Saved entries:
════════════════

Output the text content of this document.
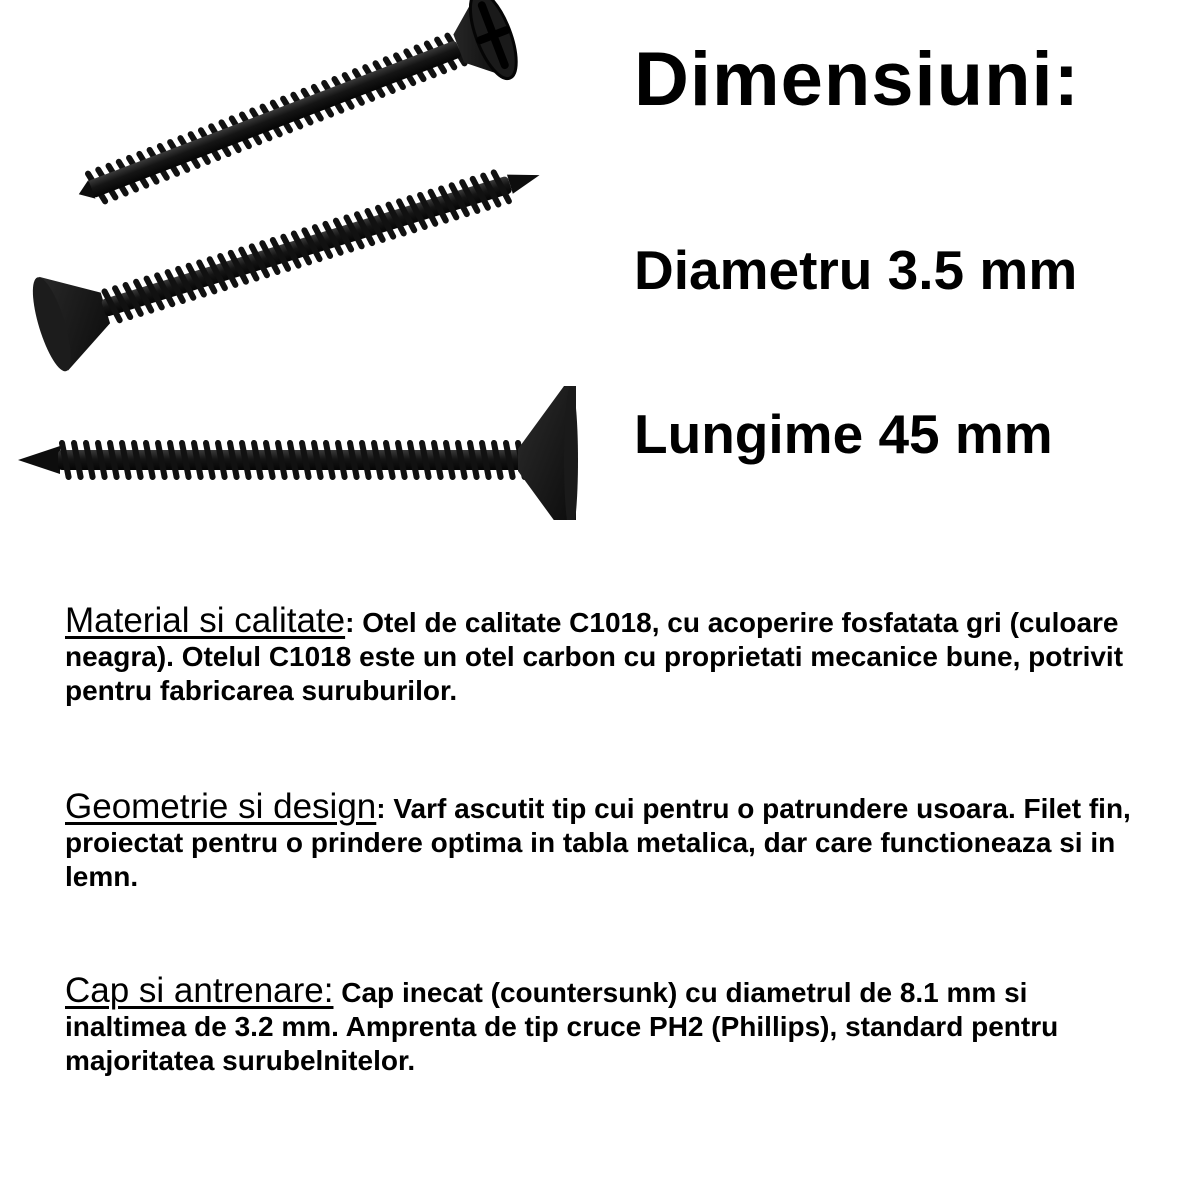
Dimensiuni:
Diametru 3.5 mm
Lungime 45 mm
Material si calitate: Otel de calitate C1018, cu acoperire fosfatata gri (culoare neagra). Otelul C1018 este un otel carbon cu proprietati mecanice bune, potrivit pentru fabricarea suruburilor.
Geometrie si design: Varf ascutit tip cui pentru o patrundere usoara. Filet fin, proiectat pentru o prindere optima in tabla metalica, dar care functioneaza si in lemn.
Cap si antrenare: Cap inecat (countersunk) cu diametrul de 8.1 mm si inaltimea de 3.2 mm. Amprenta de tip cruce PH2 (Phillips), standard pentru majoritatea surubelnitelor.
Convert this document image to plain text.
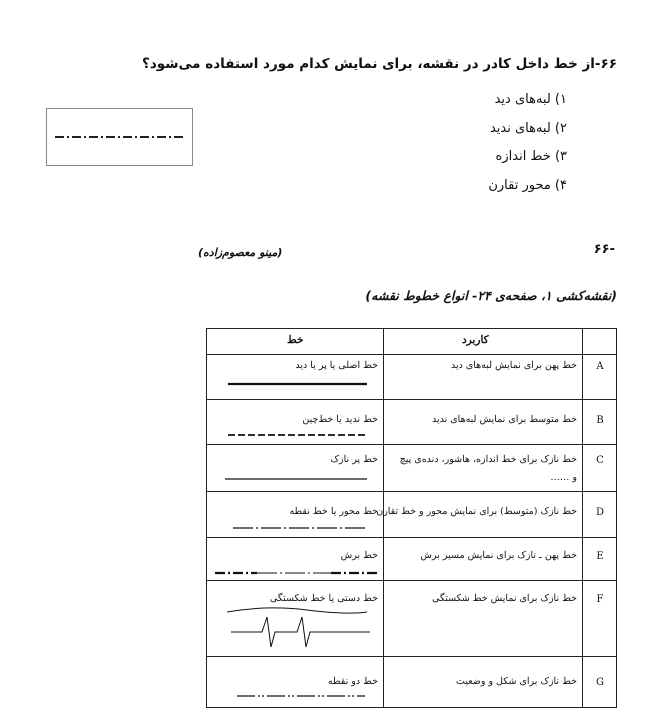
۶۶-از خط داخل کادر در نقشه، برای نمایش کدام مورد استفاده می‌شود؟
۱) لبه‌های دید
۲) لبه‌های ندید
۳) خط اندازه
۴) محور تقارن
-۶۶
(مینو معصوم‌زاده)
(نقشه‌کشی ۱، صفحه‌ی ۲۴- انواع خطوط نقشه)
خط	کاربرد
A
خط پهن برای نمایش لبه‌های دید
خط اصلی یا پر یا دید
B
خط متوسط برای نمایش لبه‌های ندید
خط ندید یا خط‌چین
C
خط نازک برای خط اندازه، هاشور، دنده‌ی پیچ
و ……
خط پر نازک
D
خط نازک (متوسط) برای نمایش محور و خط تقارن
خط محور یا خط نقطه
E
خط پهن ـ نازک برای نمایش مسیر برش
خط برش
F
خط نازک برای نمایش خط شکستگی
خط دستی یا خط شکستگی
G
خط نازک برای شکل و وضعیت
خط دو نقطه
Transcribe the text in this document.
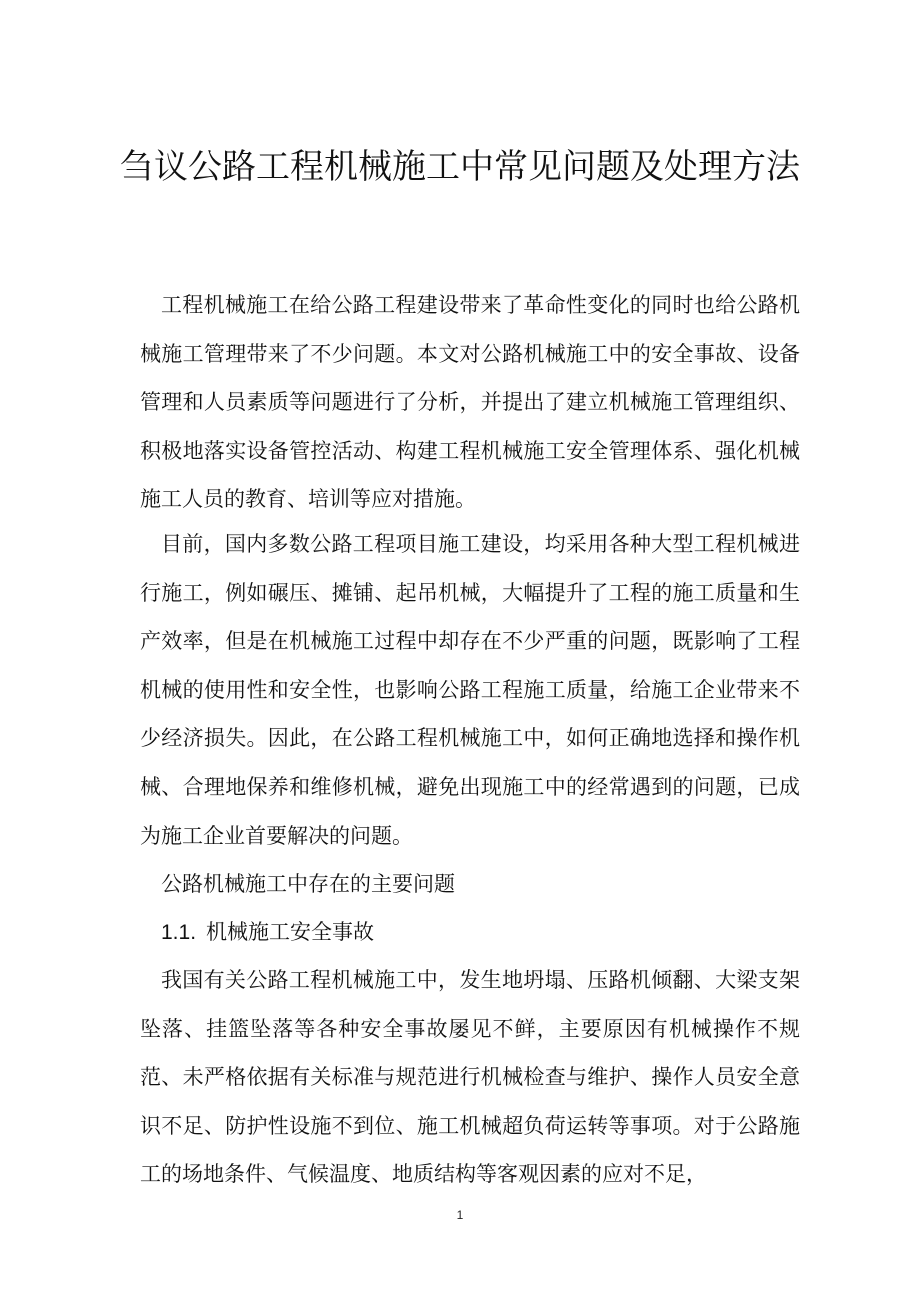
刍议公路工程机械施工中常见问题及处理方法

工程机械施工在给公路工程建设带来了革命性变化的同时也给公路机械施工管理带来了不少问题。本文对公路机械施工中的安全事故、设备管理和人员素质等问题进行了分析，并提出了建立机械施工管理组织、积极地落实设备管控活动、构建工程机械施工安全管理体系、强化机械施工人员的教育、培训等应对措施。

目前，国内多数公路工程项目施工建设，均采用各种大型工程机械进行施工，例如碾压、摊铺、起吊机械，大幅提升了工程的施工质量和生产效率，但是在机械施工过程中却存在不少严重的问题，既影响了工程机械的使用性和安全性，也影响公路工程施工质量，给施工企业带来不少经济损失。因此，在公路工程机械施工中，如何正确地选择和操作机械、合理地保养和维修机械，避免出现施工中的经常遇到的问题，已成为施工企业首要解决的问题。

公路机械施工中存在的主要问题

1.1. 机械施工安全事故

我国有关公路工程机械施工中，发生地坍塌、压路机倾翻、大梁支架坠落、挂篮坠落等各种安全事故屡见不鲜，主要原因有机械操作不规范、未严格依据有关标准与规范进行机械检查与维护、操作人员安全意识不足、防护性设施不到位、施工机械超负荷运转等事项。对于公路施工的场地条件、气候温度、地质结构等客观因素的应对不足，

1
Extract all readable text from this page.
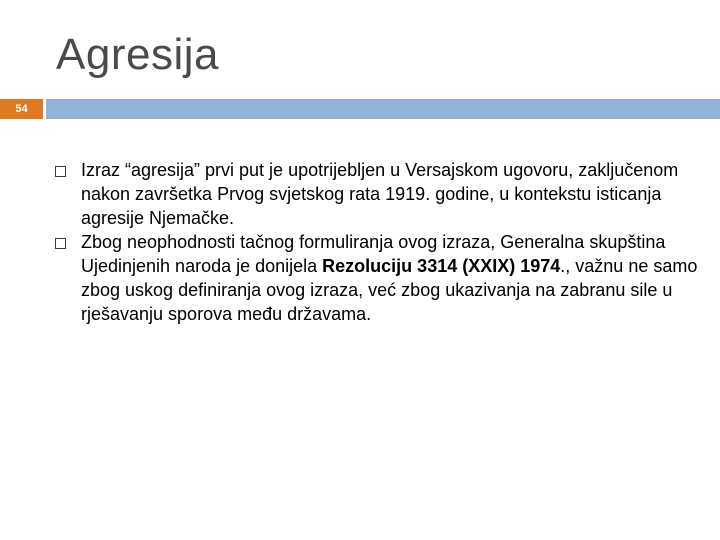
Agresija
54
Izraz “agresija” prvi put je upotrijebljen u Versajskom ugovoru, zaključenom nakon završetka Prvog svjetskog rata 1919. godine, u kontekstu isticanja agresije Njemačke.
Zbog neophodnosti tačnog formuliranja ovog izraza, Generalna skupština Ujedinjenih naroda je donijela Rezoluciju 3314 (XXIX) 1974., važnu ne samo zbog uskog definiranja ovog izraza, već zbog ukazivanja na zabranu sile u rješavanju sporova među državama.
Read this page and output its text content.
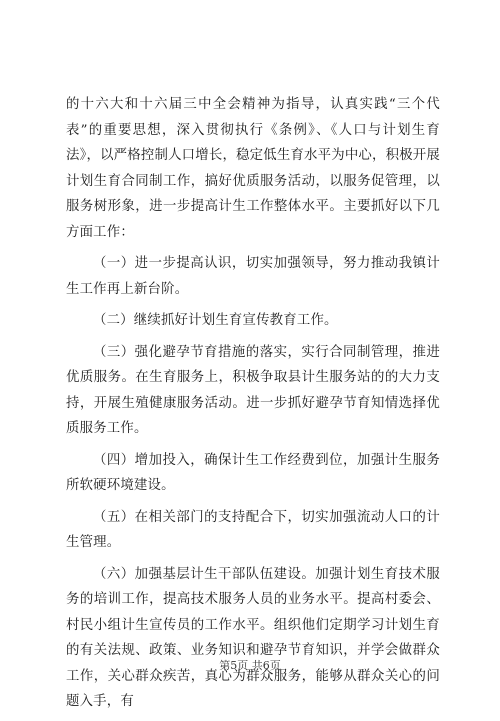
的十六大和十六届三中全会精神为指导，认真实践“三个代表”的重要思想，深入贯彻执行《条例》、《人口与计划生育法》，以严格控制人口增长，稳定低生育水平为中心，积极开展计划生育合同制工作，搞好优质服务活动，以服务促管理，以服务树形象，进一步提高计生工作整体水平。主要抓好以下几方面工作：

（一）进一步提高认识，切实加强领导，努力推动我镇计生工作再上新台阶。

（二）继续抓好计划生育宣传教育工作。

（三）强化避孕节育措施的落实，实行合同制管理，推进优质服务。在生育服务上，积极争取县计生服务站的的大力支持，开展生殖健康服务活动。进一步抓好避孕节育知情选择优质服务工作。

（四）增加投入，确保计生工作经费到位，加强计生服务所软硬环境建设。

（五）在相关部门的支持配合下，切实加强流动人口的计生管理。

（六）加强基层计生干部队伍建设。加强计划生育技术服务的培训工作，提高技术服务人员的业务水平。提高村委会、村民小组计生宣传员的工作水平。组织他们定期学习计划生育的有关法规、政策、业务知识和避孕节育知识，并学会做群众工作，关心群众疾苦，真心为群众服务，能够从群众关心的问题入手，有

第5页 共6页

════════════════

> TO BE DONE: From the material above, reproduce everything verbatim except the pictures.

> TASK ANSWER:
Output the text content of this document.
Dimensiuni:
Diametru 3.5 mm
Lungime 45 mm
Material si calitate: Otel de calitate C1018, cu acoperire fosfatata gri (culoare neagra). Otelul C1018 este un otel carbon cu proprietati mecanice bune, potrivit pentru fabricarea suruburilor.
Geometrie si design: Varf ascutit tip cui pentru o patrundere usoara. Filet fin, proiectat pentru o prindere optima in tabla metalica, dar care functioneaza si in lemn.
Cap si antrenare: Cap inecat (countersunk) cu diametrul de 8.1 mm si inaltimea de 3.2 mm. Amprenta de tip cruce PH2 (Phillips), standard pentru majoritatea surubelnitelor.
Convert this document image to plain text.
۶۶-از خط داخل کادر در نقشه، برای نمایش کدام مورد استفاده می‌شود؟
۱) لبه‌های دید
۲) لبه‌های ندید
۳) خط اندازه
۴) محور تقارن
-۶۶
(مینو معصوم‌زاده)
(نقشه‌کشی ۱، صفحه‌ی ۲۴- انواع خطوط نقشه)
خط	کاربرد
A
خط پهن برای نمایش لبه‌های دید
خط اصلی یا پر یا دید
B
خط متوسط برای نمایش لبه‌های ندید
خط ندید یا خط‌چین
C
خط نازک برای خط اندازه، هاشور، دنده‌ی پیچ
و ……
خط پر نازک
D
خط نازک (متوسط) برای نمایش محور و خط تقارن
خط محور یا خط نقطه
E
خط پهن ـ نازک برای نمایش مسیر برش
خط برش
F
خط نازک برای نمایش خط شکستگی
خط دستی یا خط شکستگی
G
خط نازک برای شکل و وضعیت
خط دو نقطه
Transcribe the text in this document.
刍议公路工程机械施工中常见问题及处理方法

工程机械施工在给公路工程建设带来了革命性变化的同时也给公路机械施工管理带来了不少问题。本文对公路机械施工中的安全事故、设备管理和人员素质等问题进行了分析，并提出了建立机械施工管理组织、积极地落实设备管控活动、构建工程机械施工安全管理体系、强化机械施工人员的教育、培训等应对措施。

目前，国内多数公路工程项目施工建设，均采用各种大型工程机械进行施工，例如碾压、摊铺、起吊机械，大幅提升了工程的施工质量和生产效率，但是在机械施工过程中却存在不少严重的问题，既影响了工程机械的使用性和安全性，也影响公路工程施工质量，给施工企业带来不少经济损失。因此，在公路工程机械施工中，如何正确地选择和操作机械、合理地保养和维修机械，避免出现施工中的经常遇到的问题，已成为施工企业首要解决的问题。

公路机械施工中存在的主要问题

1.1. 机械施工安全事故

我国有关公路工程机械施工中，发生地坍塌、压路机倾翻、大梁支架坠落、挂篮坠落等各种安全事故屡见不鲜，主要原因有机械操作不规范、未严格依据有关标准与规范进行机械检查与维护、操作人员安全意识不足、防护性设施不到位、施工机械超负荷运转等事项。对于公路施工的场地条件、气候温度、地质结构等客观因素的应对不足，

1
Extract all readable text from this page.
Agresija
54
Izraz “agresija” prvi put je upotrijebljen u Versajskom ugovoru, zaključenom nakon završetka Prvog svjetskog rata 1919. godine, u kontekstu isticanja agresije Njemačke.
Zbog neophodnosti tačnog formuliranja ovog izraza, Generalna skupština Ujedinjenih naroda je donijela Rezoluciju 3314 (XXIX) 1974., važnu ne samo zbog uskog definiranja ovog izraza, već zbog ukazivanja na zabranu sile u rješavanju sporova među državama.
Read this page and output its text content.
的十六大和十六届三中全会精神为指导，认真实践“三个代表”的重要思想，深入贯彻执行《条例》、《人口与计划生育法》，以严格控制人口增长，稳定低生育水平为中心，积极开展计划生育合同制工作，搞好优质服务活动，以服务促管理，以服务树形象，进一步提高计生工作整体水平。主要抓好以下几方面工作：

（一）进一步提高认识，切实加强领导，努力推动我镇计生工作再上新台阶。

（二）继续抓好计划生育宣传教育工作。

（三）强化避孕节育措施的落实，实行合同制管理，推进优质服务。在生育服务上，积极争取县计生服务站的的大力支持，开展生殖健康服务活动。进一步抓好避孕节育知情选择优质服务工作。

（四）增加投入，确保计生工作经费到位，加强计生服务所软硬环境建设。

（五）在相关部门的支持配合下，切实加强流动人口的计生管理。

（六）加强基层计生干部队伍建设。加强计划生育技术服务的培训工作，提高技术服务人员的业务水平。提高村委会、村民小组计生宣传员的工作水平。组织他们定期学习计划生育的有关法规、政策、业务知识和避孕节育知识，并学会做群众工作，关心群众疾苦，真心为群众服务，能够从群众关心的问题入手，有

第5页 共6页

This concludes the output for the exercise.